• GOAL:
Scan the lines below for the word "квартал". Copy each line you find it in.

• RECORDS TO USE:
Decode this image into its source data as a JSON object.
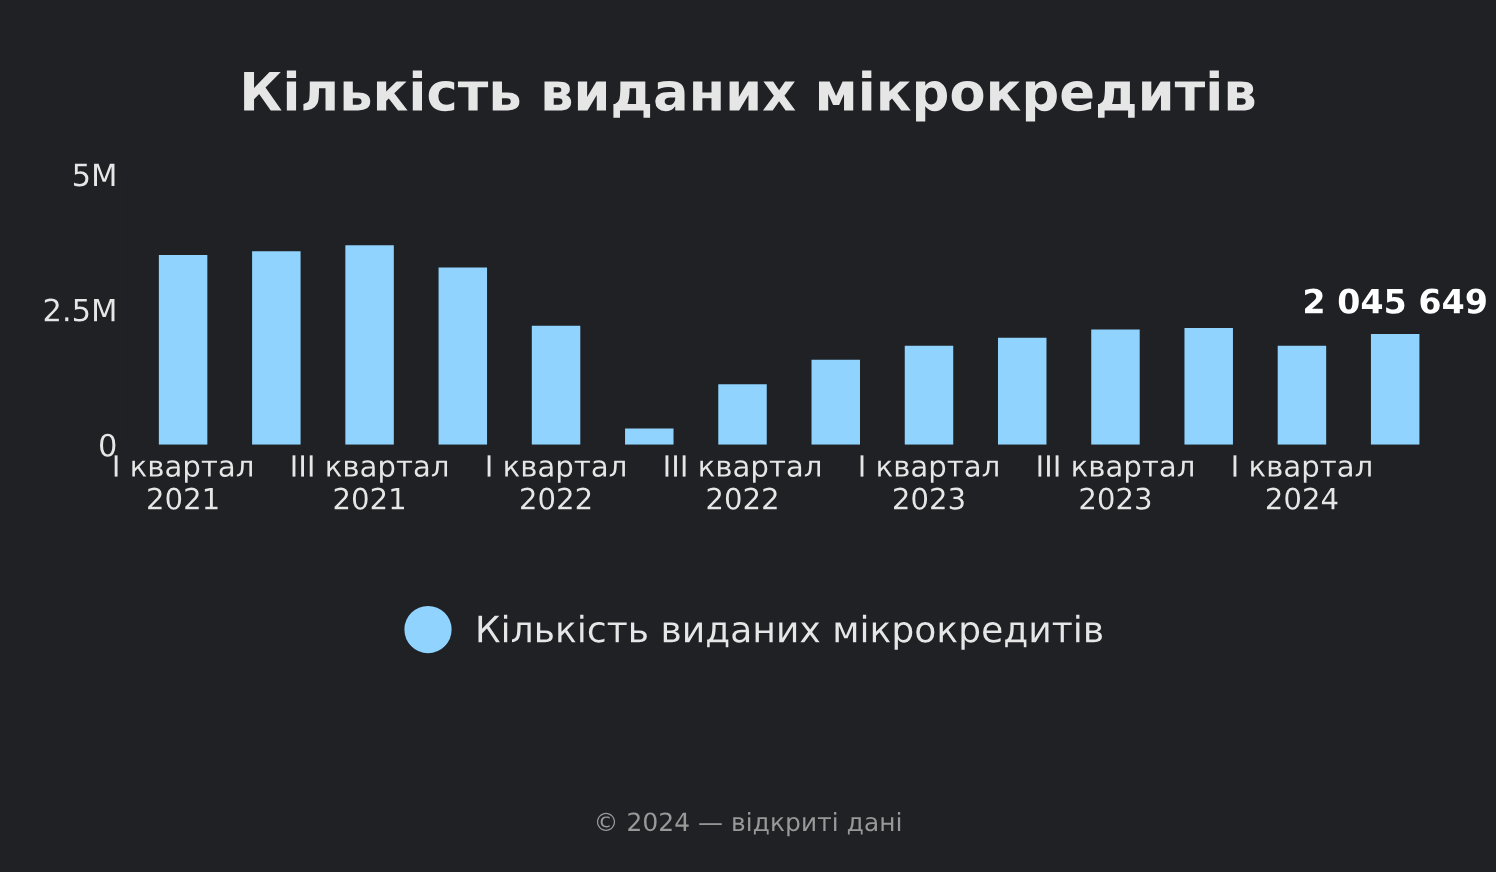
{
  "chart_data": {
    "type": "bar",
    "title": "Кількість виданих мікрокредитів",
    "categories": [
      "I квартал\n2021",
      null,
      "III квартал\n2021",
      null,
      "I квартал\n2022",
      null,
      "III квартал\n2022",
      null,
      "I квартал\n2023",
      null,
      "III квартал\n2023",
      null,
      "I квартал\n2024",
      null
    ],
    "series": [
      {
        "name": "Кількість виданих мікрокредитів",
        "color": "#8fd3fe",
        "values": [
          3510000,
          3580000,
          3690000,
          3280000,
          2200000,
          300000,
          1120000,
          1570000,
          1830000,
          1980000,
          2130000,
          2160000,
          1830000,
          2045649
        ],
        "value_labels": [
          null,
          null,
          null,
          null,
          null,
          null,
          null,
          null,
          null,
          null,
          null,
          null,
          null,
          "2 045 649"
        ]
      }
    ],
    "ylim": [
      0,
      5000000
    ],
    "yticks": [
      0,
      {
        "value": 2500000,
        "label": "2.5M"
      },
      {
        "value": 5000000,
        "label": "5M"
      }
    ],
    "grid": false,
    "legend": "bottom",
    "marker": "circle",
    "annotations": [
      "© 2024 — відкриті дані"
    ]
  }
}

• SOLUTION FOR THIS TASK:
      "I квартал\n2021",
      "III квартал\n2021",
      "I квартал\n2022",
      "III квартал\n2022",
      "I квартал\n2023",
      "III квартал\n2023",
      "I квартал\n2024",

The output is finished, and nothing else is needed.